» **Data shown**
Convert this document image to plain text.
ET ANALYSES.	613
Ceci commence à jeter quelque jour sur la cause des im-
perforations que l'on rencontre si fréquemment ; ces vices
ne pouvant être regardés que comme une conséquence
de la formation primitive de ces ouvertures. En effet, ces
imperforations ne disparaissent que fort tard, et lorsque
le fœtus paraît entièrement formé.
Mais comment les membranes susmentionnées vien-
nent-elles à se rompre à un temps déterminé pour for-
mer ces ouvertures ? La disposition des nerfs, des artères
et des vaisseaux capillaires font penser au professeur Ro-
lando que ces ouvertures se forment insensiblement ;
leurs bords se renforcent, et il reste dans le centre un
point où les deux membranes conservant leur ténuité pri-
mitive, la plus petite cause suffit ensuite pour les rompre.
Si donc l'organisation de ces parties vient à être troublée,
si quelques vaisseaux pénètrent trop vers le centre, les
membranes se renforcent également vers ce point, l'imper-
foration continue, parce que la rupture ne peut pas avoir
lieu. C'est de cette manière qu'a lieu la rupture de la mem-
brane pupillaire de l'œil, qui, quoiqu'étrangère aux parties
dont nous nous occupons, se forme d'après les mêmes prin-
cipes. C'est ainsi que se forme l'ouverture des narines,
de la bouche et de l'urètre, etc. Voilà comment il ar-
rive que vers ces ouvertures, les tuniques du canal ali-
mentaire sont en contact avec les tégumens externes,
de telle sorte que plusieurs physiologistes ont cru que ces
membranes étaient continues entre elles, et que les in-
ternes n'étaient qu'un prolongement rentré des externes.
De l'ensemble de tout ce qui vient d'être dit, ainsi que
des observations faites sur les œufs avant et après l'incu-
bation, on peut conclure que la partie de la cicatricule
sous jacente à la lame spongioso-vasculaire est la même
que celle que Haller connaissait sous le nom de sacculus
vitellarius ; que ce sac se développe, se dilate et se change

» **Written exercise**
Reproduce all of the entries word for word.

» **Response to this task**
Convert this document image to plain text.
ET ANALYSES.	613
Ceci commence à jeter quelque jour sur la cause des im-
perforations que l'on rencontre si fréquemment ; ces vices
ne pouvant être regardés que comme une conséquence
de la formation primitive de ces ouvertures. En effet, ces
imperforations ne disparaissent que fort tard, et lorsque
le fœtus paraît entièrement formé.
Mais comment les membranes susmentionnées vien-
nent-elles à se rompre à un temps déterminé pour for-
mer ces ouvertures ? La disposition des nerfs, des artères
et des vaisseaux capillaires font penser au professeur Ro-
lando que ces ouvertures se forment insensiblement ;
leurs bords se renforcent, et il reste dans le centre un
point où les deux membranes conservant leur ténuité pri-
mitive, la plus petite cause suffit ensuite pour les rompre.
Si donc l'organisation de ces parties vient à être troublée,
si quelques vaisseaux pénètrent trop vers le centre, les
membranes se renforcent également vers ce point, l'imper-
foration continue, parce que la rupture ne peut pas avoir
lieu. C'est de cette manière qu'a lieu la rupture de la mem-
brane pupillaire de l'œil, qui, quoiqu'étrangère aux parties
dont nous nous occupons, se forme d'après les mêmes prin-
cipes. C'est ainsi que se forme l'ouverture des narines,
de la bouche et de l'urètre, etc. Voilà comment il ar-
rive que vers ces ouvertures, les tuniques du canal ali-
mentaire sont en contact avec les tégumens externes,
de telle sorte que plusieurs physiologistes ont cru que ces
membranes étaient continues entre elles, et que les in-
ternes n'étaient qu'un prolongement rentré des externes.
De l'ensemble de tout ce qui vient d'être dit, ainsi que
des observations faites sur les œufs avant et après l'incu-
bation, on peut conclure que la partie de la cicatricule
sous jacente à la lame spongioso-vasculaire est la même
que celle que Haller connaissait sous le nom de sacculus
vitellarius ; que ce sac se développe, se dilate et se change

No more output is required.